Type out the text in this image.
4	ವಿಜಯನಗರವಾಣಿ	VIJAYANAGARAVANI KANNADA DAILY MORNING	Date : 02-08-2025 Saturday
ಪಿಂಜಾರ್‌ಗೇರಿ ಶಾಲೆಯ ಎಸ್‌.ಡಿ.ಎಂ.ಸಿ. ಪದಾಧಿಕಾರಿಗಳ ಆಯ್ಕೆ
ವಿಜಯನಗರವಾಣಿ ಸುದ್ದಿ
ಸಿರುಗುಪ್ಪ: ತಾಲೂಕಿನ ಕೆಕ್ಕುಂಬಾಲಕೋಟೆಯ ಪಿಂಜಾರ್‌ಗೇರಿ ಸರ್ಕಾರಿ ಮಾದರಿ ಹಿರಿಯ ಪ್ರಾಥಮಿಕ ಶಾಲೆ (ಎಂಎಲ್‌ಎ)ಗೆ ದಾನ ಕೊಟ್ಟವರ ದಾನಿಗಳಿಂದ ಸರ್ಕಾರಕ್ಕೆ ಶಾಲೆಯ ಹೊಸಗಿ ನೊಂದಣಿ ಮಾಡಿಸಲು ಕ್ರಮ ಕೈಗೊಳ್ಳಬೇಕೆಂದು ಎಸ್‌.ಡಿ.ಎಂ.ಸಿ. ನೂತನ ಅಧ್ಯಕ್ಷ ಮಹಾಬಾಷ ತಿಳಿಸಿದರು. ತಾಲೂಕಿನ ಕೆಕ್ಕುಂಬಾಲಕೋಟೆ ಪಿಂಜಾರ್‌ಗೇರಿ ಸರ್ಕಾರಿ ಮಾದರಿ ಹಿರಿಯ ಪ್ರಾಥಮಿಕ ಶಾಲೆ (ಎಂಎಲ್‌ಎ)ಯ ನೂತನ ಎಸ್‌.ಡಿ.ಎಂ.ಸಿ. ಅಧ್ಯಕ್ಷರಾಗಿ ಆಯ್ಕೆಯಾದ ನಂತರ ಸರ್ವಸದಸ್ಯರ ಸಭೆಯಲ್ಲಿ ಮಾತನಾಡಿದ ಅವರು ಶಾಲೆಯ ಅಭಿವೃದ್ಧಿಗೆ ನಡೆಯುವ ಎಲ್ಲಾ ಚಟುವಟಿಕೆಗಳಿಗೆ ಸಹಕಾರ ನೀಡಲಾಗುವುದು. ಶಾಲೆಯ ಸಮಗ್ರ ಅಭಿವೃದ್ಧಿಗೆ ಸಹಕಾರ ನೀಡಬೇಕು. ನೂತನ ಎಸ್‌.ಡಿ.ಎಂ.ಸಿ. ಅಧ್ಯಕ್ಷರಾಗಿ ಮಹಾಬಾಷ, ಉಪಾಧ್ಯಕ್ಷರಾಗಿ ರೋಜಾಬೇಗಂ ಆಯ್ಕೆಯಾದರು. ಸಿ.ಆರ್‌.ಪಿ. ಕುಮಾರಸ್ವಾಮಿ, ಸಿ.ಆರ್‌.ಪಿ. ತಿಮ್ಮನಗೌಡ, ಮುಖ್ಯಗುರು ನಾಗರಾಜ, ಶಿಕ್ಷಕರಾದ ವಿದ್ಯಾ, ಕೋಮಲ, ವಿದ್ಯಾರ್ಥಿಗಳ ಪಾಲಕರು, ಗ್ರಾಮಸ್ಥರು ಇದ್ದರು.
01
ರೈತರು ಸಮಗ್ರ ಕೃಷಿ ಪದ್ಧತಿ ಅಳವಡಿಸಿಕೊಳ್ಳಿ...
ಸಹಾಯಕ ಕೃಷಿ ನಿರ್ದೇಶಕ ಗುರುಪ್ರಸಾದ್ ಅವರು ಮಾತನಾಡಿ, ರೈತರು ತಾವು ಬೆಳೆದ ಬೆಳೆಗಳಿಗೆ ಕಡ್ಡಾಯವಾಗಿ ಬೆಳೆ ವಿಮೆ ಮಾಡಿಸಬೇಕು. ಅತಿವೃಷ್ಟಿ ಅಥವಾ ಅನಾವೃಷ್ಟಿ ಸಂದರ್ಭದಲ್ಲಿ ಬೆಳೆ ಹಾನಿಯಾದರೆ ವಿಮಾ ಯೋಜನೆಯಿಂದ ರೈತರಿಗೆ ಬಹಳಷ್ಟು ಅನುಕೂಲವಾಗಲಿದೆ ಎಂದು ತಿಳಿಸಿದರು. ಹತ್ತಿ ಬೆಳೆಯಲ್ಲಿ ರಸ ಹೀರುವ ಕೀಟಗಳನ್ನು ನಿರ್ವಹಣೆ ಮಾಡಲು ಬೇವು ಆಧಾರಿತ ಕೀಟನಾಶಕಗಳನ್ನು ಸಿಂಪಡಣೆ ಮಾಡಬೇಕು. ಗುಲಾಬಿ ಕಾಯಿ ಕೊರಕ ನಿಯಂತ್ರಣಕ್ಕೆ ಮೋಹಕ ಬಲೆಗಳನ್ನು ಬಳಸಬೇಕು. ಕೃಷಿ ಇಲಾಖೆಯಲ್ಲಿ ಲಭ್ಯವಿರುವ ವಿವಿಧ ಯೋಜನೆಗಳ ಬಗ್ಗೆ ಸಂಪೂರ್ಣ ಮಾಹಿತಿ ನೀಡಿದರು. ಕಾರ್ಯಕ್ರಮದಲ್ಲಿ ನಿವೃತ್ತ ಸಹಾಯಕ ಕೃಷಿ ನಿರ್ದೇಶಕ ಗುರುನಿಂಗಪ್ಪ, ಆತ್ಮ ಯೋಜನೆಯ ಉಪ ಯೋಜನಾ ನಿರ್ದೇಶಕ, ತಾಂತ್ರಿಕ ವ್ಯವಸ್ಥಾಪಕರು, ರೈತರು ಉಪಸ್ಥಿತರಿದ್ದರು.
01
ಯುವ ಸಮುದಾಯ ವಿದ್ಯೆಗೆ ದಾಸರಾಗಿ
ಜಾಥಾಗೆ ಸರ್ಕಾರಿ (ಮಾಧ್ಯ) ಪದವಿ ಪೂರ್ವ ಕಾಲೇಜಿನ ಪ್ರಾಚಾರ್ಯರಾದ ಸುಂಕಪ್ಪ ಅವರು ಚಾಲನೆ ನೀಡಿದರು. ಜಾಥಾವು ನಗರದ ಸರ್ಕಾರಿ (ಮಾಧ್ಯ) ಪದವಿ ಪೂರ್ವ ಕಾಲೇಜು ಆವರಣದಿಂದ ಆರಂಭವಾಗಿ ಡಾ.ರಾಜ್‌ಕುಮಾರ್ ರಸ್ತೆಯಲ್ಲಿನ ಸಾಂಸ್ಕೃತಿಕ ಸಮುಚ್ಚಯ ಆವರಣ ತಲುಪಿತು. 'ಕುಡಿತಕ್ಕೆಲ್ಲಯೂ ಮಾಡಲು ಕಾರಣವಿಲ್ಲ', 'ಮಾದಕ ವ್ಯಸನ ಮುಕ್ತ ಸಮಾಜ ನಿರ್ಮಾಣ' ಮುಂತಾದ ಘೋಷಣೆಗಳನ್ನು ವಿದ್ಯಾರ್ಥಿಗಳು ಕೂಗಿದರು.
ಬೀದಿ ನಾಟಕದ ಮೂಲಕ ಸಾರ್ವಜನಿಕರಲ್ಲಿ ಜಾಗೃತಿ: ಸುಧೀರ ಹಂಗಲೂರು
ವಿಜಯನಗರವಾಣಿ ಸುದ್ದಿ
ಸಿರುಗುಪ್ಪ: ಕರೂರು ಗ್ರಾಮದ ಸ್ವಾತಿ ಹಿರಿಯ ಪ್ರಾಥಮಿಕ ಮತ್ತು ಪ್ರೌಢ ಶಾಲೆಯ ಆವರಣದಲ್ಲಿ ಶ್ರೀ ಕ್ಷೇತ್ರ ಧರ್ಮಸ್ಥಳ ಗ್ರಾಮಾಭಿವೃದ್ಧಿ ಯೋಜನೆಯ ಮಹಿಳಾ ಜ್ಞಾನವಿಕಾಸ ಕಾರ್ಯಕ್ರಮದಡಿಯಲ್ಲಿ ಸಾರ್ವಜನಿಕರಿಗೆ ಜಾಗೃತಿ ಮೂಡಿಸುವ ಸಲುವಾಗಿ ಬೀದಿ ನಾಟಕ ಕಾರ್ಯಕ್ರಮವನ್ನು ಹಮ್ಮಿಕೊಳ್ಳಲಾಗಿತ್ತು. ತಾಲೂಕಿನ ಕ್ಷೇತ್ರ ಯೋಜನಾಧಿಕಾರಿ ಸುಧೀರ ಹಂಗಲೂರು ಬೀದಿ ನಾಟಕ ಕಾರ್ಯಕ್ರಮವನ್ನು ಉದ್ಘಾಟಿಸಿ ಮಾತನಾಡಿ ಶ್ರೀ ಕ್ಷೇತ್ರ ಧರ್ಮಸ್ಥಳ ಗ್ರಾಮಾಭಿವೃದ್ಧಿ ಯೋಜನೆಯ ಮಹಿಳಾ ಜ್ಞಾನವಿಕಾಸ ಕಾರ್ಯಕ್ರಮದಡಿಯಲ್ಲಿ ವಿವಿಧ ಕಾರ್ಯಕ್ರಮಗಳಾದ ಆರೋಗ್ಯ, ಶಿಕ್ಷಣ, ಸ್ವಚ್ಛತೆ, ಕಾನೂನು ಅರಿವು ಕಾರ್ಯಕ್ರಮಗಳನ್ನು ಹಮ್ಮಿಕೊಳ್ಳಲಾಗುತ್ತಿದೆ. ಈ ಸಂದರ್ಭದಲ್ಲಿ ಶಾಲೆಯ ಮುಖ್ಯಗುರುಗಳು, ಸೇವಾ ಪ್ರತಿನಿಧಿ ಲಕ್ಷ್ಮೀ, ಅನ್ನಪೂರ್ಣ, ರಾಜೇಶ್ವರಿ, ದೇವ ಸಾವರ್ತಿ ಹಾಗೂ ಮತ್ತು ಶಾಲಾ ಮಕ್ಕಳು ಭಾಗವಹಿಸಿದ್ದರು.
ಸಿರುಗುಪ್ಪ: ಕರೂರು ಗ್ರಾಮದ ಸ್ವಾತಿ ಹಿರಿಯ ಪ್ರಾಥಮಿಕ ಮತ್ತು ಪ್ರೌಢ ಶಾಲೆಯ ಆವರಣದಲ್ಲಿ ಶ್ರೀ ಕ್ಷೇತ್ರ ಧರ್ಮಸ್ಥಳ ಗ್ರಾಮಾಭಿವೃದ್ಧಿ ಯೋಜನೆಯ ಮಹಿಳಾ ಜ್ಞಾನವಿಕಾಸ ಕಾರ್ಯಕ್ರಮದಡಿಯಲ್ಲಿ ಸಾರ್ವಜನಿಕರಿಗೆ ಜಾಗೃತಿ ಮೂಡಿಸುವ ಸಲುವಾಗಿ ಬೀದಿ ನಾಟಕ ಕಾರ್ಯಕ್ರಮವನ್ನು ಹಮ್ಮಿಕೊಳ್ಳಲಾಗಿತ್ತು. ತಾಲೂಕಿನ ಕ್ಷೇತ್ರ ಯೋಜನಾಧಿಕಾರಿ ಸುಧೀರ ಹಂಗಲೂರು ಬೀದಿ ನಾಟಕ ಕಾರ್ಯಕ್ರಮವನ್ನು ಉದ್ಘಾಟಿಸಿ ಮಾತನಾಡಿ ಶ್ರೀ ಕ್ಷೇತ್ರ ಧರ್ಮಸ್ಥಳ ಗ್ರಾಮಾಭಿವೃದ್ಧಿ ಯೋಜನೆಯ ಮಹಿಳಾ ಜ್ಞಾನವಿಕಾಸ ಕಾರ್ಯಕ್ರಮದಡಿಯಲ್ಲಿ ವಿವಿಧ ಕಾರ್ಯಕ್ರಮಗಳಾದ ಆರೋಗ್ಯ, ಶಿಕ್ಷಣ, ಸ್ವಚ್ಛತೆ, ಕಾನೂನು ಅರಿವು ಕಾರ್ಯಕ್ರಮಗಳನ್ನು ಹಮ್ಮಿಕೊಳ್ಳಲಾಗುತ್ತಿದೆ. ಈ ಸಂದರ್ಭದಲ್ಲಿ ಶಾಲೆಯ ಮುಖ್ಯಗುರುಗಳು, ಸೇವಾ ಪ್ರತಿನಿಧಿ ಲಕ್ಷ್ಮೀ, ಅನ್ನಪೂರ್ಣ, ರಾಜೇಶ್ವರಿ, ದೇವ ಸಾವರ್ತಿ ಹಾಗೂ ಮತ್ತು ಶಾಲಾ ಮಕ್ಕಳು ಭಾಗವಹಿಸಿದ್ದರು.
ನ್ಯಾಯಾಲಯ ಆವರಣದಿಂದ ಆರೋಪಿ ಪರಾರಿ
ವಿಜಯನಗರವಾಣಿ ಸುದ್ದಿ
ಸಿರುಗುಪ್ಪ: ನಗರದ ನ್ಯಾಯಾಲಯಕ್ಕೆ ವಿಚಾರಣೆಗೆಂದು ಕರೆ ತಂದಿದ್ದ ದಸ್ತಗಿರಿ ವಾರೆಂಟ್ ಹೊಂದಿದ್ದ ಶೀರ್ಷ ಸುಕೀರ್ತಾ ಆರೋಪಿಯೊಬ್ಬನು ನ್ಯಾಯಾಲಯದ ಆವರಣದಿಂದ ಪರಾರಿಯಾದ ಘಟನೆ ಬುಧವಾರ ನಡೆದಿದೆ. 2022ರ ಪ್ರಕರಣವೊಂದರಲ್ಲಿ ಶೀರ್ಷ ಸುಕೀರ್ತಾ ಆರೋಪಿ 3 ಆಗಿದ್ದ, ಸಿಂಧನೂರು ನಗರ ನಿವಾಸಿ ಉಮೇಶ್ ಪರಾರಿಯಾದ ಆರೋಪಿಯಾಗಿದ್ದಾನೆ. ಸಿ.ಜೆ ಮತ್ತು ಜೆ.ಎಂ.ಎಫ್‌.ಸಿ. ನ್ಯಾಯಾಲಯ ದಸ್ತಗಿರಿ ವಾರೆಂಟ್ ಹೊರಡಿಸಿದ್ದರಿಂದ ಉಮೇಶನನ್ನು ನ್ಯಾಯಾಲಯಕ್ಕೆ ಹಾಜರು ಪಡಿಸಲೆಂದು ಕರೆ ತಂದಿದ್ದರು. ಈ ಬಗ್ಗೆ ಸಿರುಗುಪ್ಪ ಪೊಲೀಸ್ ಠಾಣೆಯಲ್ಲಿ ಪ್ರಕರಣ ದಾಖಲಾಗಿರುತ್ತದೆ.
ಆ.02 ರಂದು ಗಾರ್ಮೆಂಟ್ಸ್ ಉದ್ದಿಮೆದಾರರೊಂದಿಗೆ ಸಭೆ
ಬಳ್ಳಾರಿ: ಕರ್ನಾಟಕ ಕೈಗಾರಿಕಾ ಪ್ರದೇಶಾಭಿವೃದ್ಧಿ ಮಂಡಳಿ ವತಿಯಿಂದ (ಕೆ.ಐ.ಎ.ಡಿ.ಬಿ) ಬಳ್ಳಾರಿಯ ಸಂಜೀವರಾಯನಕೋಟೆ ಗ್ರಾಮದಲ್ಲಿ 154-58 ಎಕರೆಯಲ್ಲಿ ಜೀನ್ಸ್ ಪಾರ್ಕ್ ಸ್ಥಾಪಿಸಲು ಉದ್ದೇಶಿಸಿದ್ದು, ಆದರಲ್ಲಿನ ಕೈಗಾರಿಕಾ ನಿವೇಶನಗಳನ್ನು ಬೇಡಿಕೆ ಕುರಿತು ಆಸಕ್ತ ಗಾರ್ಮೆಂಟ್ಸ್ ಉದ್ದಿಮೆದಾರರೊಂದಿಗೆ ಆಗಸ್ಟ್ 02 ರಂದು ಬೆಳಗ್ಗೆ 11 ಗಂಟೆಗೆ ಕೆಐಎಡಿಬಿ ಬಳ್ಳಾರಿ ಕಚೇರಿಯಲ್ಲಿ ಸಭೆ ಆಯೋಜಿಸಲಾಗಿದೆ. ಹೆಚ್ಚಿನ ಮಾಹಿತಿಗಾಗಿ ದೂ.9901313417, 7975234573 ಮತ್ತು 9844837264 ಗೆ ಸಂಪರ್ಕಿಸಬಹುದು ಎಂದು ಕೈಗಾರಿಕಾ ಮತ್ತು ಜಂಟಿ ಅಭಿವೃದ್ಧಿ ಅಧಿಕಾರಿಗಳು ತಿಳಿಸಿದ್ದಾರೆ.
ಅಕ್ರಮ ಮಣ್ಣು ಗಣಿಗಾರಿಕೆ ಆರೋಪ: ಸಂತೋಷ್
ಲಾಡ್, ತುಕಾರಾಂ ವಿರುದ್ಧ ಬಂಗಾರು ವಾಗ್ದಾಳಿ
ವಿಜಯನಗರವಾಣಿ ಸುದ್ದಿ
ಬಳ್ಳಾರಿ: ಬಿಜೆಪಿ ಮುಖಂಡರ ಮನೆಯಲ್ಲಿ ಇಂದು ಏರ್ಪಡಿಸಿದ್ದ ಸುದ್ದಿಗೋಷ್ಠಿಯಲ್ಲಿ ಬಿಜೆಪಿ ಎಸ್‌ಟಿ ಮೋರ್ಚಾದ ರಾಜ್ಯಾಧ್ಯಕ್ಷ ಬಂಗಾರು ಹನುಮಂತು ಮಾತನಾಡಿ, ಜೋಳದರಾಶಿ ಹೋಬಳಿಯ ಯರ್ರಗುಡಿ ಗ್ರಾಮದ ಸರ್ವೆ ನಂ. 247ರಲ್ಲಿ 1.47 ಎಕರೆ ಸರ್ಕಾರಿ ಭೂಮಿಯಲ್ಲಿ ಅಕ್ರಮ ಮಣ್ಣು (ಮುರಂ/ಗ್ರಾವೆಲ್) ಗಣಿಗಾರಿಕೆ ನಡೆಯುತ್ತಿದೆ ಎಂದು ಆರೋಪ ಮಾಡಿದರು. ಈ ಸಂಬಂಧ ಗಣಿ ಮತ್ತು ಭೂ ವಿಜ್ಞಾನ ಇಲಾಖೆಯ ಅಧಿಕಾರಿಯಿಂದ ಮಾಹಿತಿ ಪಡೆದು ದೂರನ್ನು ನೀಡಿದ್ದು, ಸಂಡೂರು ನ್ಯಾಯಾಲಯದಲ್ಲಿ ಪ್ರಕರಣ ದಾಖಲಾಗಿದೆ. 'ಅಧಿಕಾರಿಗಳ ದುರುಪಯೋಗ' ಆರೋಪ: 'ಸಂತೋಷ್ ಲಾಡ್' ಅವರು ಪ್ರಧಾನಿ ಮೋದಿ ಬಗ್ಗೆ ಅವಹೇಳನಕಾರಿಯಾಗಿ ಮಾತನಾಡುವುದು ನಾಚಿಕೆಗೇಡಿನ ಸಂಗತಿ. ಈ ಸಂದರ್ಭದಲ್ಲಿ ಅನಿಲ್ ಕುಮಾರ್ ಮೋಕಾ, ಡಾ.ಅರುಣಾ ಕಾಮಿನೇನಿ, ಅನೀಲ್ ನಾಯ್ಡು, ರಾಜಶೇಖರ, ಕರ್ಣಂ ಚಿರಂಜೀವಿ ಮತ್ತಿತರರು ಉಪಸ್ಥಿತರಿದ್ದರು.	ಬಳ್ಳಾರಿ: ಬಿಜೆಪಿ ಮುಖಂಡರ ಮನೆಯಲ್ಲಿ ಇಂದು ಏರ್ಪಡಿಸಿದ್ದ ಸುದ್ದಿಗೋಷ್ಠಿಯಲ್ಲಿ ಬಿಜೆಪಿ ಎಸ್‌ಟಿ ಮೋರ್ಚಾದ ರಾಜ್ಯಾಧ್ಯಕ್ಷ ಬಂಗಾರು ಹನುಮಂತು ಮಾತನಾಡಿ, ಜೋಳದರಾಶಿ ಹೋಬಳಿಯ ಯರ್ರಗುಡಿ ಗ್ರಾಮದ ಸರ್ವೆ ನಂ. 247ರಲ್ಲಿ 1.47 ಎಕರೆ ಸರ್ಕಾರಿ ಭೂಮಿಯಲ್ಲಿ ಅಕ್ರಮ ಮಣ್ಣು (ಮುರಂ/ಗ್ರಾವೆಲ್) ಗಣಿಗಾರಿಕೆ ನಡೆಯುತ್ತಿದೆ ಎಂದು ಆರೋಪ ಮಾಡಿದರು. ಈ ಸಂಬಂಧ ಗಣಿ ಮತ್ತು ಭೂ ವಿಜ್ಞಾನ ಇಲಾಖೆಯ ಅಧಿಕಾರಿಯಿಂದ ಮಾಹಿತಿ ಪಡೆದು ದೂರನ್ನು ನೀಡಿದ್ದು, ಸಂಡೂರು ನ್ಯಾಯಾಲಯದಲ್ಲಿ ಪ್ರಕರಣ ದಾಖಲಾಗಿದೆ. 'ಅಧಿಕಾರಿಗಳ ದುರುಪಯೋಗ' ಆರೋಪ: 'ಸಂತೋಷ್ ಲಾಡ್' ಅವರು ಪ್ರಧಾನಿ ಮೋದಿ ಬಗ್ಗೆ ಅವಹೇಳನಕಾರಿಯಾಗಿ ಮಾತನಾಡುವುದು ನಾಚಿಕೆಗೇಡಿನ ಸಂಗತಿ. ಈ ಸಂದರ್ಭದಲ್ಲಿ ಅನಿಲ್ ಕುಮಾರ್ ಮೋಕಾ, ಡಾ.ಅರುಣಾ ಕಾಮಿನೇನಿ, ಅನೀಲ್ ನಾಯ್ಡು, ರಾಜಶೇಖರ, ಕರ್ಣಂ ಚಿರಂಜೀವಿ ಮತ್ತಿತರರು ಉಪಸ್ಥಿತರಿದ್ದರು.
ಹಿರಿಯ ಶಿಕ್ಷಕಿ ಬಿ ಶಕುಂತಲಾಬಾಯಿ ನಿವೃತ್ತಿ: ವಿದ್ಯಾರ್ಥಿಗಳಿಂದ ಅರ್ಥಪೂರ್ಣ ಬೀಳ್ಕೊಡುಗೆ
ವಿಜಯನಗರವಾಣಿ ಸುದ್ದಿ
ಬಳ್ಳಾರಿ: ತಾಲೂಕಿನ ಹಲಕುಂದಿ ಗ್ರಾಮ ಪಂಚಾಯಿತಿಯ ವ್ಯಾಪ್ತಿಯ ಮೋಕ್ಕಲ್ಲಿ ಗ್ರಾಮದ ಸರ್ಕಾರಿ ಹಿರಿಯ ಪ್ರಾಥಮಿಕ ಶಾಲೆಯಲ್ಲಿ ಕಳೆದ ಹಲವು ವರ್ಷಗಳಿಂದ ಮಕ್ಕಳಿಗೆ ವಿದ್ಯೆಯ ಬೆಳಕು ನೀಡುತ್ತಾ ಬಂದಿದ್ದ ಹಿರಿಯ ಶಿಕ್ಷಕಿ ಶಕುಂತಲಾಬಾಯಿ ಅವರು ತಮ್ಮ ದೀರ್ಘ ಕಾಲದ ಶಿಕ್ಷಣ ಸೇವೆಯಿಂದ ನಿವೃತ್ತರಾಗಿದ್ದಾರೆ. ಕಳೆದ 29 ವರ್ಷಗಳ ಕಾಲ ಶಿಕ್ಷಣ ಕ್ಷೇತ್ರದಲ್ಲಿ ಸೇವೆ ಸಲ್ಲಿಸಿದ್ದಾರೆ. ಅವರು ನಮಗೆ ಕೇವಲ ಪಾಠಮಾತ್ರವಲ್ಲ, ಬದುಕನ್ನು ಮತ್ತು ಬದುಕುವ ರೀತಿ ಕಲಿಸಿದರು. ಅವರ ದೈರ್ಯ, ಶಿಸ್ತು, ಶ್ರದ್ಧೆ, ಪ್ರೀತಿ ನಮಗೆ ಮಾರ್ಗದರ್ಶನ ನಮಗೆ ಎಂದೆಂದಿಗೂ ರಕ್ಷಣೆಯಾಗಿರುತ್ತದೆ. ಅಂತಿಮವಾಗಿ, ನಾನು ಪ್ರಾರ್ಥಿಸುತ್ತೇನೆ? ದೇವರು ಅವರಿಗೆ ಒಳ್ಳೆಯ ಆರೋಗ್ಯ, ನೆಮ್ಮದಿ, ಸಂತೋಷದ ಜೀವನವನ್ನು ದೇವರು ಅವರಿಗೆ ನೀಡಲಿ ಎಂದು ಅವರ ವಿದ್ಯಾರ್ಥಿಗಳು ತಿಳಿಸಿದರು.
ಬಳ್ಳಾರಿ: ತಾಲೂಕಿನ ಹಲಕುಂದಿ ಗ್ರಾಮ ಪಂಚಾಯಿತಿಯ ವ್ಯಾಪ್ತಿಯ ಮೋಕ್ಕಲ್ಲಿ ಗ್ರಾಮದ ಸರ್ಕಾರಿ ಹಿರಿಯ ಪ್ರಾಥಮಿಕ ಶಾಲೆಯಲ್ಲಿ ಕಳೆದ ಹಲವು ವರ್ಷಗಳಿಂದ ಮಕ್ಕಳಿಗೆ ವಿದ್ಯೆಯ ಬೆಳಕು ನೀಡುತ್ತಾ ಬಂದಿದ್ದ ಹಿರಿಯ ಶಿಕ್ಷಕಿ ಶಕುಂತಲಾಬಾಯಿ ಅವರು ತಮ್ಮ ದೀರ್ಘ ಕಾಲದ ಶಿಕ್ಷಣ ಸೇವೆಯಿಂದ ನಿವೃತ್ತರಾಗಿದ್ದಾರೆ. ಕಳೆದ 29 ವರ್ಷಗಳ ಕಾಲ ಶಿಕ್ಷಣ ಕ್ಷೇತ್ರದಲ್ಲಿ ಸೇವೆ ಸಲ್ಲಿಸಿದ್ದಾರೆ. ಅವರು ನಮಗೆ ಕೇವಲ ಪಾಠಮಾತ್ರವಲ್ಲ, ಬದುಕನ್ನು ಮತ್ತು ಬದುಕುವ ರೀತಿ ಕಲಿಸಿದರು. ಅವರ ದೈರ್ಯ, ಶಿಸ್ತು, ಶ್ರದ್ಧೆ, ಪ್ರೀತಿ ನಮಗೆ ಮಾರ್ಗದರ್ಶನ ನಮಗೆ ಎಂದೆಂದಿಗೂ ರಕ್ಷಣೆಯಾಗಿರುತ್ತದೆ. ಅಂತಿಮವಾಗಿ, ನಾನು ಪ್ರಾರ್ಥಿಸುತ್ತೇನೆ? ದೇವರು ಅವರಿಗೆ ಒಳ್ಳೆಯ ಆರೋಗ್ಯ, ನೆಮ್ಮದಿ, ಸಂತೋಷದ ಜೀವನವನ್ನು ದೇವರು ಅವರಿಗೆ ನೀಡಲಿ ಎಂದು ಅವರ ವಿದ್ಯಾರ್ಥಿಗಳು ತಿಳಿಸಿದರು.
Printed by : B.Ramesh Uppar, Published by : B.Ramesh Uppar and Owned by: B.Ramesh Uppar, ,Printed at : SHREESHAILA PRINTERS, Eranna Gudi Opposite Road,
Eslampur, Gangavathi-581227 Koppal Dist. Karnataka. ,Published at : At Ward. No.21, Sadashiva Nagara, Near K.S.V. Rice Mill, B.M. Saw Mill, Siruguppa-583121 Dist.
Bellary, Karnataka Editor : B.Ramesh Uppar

Objective :: Each line that holds the word "Ramesh" is to be copied.

Response to the task ::
Printed by : B.Ramesh Uppar, Published by : B.Ramesh Uppar and Owned by: B.Ramesh Uppar, ,Printed at : SHREESHAILA PRINTERS, Eranna Gudi Opposite Road,
Bellary, Karnataka Editor : B.Ramesh Uppar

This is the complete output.